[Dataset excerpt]
────────────────────
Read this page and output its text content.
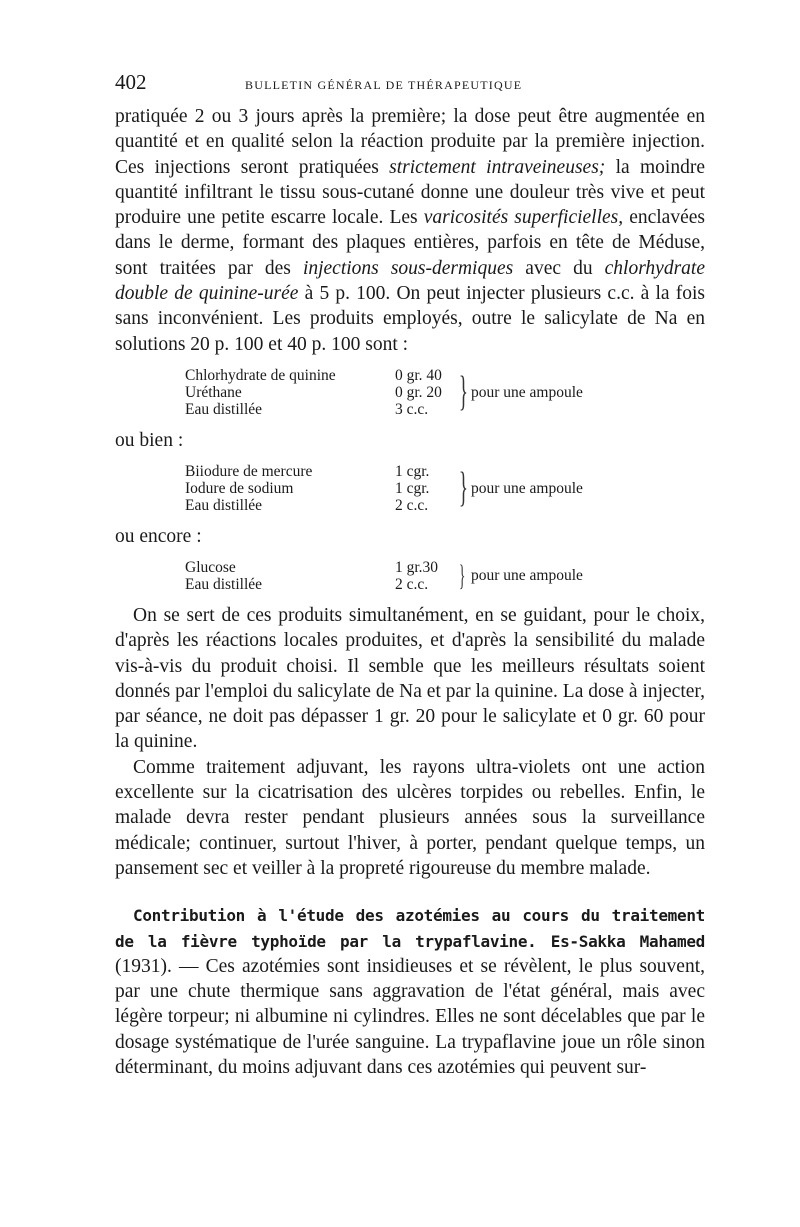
402	BULLETIN GÉNÉRAL DE THÉRAPEUTIQUE

pratiquée 2 ou 3 jours après la première; la dose peut être augmentée en quantité et en qualité selon la réaction produite par la première injection. Ces injections seront pratiquées strictement intraveineuses; la moindre quantité infiltrant le tissu sous-cutané donne une douleur très vive et peut produire une petite escarre locale. Les varicosités superficielles, enclavées dans le derme, formant des plaques entières, parfois en tête de Méduse, sont traitées par des injections sous-dermiques avec du chlorhydrate double de quinine-urée à 5 p. 100. On peut injecter plusieurs c.c. à la fois sans inconvénient. Les produits employés, outre le salicylate de Na en solutions 20 p. 100 et 40 p. 100 sont :

Chlorhydrate de quinine
Uréthane
Eau distillée
0 gr. 40
0 gr. 20
3 c.c. } pour une ampoule
ou bien :
Biiodure de mercure
Iodure de sodium
Eau distillée
1 cgr.
1 cgr.
2 c.c. } pour une ampoule
ou encore :
Glucose
Eau distillée
1 gr.30
2 c.c.	} pour une ampoule

On se sert de ces produits simultanément, en se guidant, pour le choix, d'après les réactions locales produites, et d'après la sensibilité du malade vis-à-vis du produit choisi. Il semble que les meilleurs résultats soient donnés par l'emploi du salicylate de Na et par la quinine. La dose à injecter, par séance, ne doit pas dépasser 1 gr. 20 pour le salicylate et 0 gr. 60 pour la quinine.

Comme traitement adjuvant, les rayons ultra-violets ont une action excellente sur la cicatrisation des ulcères torpides ou rebelles. Enfin, le malade devra rester pendant plusieurs années sous la surveillance médicale; continuer, surtout l'hiver, à porter, pendant quelque temps, un pansement sec et veiller à la propreté rigoureuse du membre malade.

Contribution à l'étude des azotémies au cours du traitement de la fièvre typhoïde par la trypaflavine. Es-Sakka Mahamed (1931). — Ces azotémies sont insidieuses et se révèlent, le plus souvent, par une chute thermique sans aggravation de l'état général, mais avec légère torpeur; ni albumine ni cylindres. Elles ne sont décelables que par le dosage systématique de l'urée sanguine. La trypaflavine joue un rôle sinon déterminant, du moins adjuvant dans ces azotémies qui peuvent sur-
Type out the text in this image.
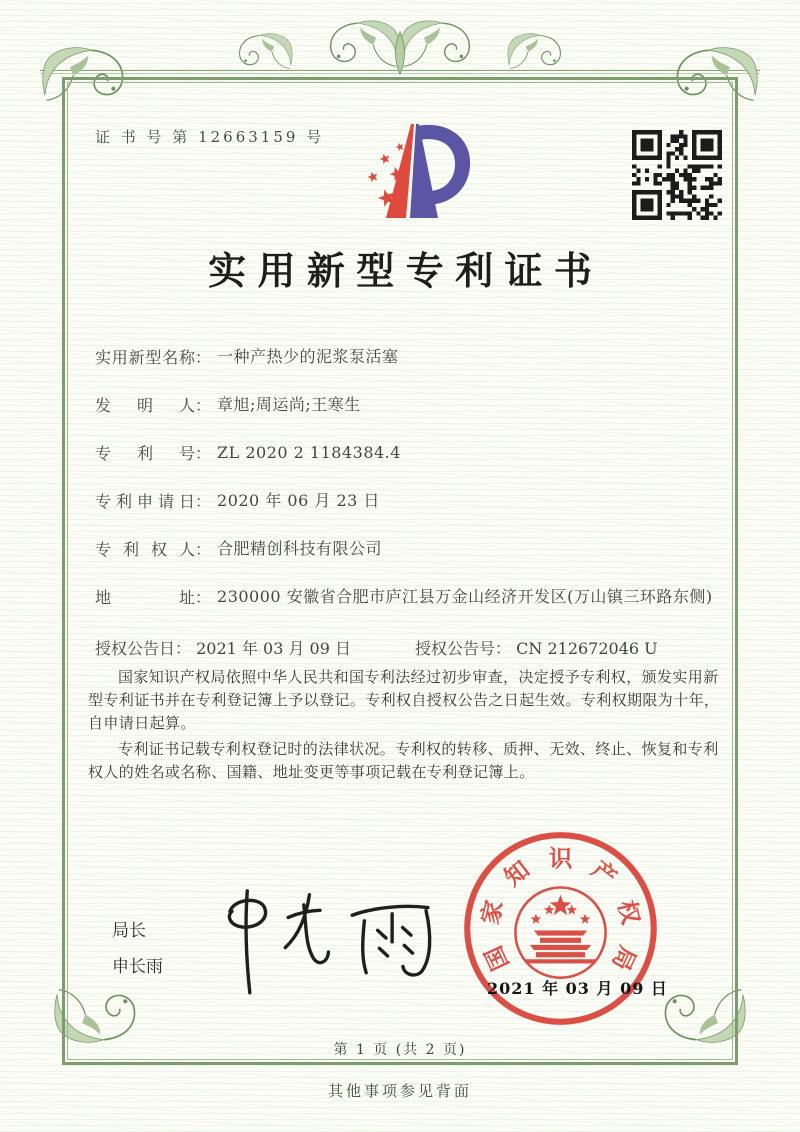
证 书 号 第 12663159 号
实用新型专利证书
实用新型名称 ： 一种产热少的泥浆泵活塞
发明人 ： 章旭;周运尚;王寒生
专利号 ： ZL 2020 2 1184384.4
专利申请日 ： 2020 年 06 月 23 日
专利权人 ： 合肥精创科技有限公司
地址 ： 230000 安徽省合肥市庐江县万金山经济开发区(万山镇三环路东侧)
授权公告日： 2021 年 03 月 09 日	授权公告号： CN 212672046 U

国家知识产权局依照中华人民共和国专利法经过初步审查，决定授予专利权，颁发实用新型专利证书并在专利登记簿上予以登记。专利权自授权公告之日起生效。专利权期限为十年，自申请日起算。

专利证书记载专利权登记时的法律状况。专利权的转移、质押、无效、终止、恢复和专利权人的姓名或名称、国籍、地址变更等事项记载在专利登记簿上。

局长
申长雨	国
家
知 识 产
权
局
2021 年 03 月 09 日
第 1 页 (共 2 页)
其他事项参见背面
────────────────────
[Stated goal]
Repeat the listing in full and exactly. Do not include any images.

[The output]
Read this page and output its text content.
402	BULLETIN GÉNÉRAL DE THÉRAPEUTIQUE

pratiquée 2 ou 3 jours après la première; la dose peut être augmentée en quantité et en qualité selon la réaction produite par la première injection. Ces injections seront pratiquées strictement intraveineuses; la moindre quantité infiltrant le tissu sous-cutané donne une douleur très vive et peut produire une petite escarre locale. Les varicosités superficielles, enclavées dans le derme, formant des plaques entières, parfois en tête de Méduse, sont traitées par des injections sous-dermiques avec du chlorhydrate double de quinine-urée à 5 p. 100. On peut injecter plusieurs c.c. à la fois sans inconvénient. Les produits employés, outre le salicylate de Na en solutions 20 p. 100 et 40 p. 100 sont :

Chlorhydrate de quinine
Uréthane
Eau distillée
0 gr. 40
0 gr. 20
3 c.c. } pour une ampoule
ou bien :
Biiodure de mercure
Iodure de sodium
Eau distillée
1 cgr.
1 cgr.
2 c.c. } pour une ampoule
ou encore :
Glucose
Eau distillée
1 gr.30
2 c.c.	} pour une ampoule

On se sert de ces produits simultanément, en se guidant, pour le choix, d'après les réactions locales produites, et d'après la sensibilité du malade vis-à-vis du produit choisi. Il semble que les meilleurs résultats soient donnés par l'emploi du salicylate de Na et par la quinine. La dose à injecter, par séance, ne doit pas dépasser 1 gr. 20 pour le salicylate et 0 gr. 60 pour la quinine.

Comme traitement adjuvant, les rayons ultra-violets ont une action excellente sur la cicatrisation des ulcères torpides ou rebelles. Enfin, le malade devra rester pendant plusieurs années sous la surveillance médicale; continuer, surtout l'hiver, à porter, pendant quelque temps, un pansement sec et veiller à la propreté rigoureuse du membre malade.

Contribution à l'étude des azotémies au cours du traitement de la fièvre typhoïde par la trypaflavine. Es-Sakka Mahamed (1931). — Ces azotémies sont insidieuses et se révèlent, le plus souvent, par une chute thermique sans aggravation de l'état général, mais avec légère torpeur; ni albumine ni cylindres. Elles ne sont décelables que par le dosage systématique de l'urée sanguine. La trypaflavine joue un rôle sinon déterminant, du moins adjuvant dans ces azotémies qui peuvent sur-
Type out the text in this image.
证 书 号 第 12663159 号
实用新型专利证书
实用新型名称 ： 一种产热少的泥浆泵活塞
发明人 ： 章旭;周运尚;王寒生
专利号 ： ZL 2020 2 1184384.4
专利申请日 ： 2020 年 06 月 23 日
专利权人 ： 合肥精创科技有限公司
地址 ： 230000 安徽省合肥市庐江县万金山经济开发区(万山镇三环路东侧)
授权公告日： 2021 年 03 月 09 日	授权公告号： CN 212672046 U

国家知识产权局依照中华人民共和国专利法经过初步审查，决定授予专利权，颁发实用新型专利证书并在专利登记簿上予以登记。专利权自授权公告之日起生效。专利权期限为十年，自申请日起算。

专利证书记载专利权登记时的法律状况。专利权的转移、质押、无效、终止、恢复和专利权人的姓名或名称、国籍、地址变更等事项记载在专利登记簿上。

局长
申长雨	国
家
知 识 产
权
局
2021 年 03 月 09 日
第 1 页 (共 2 页)
其他事项参见背面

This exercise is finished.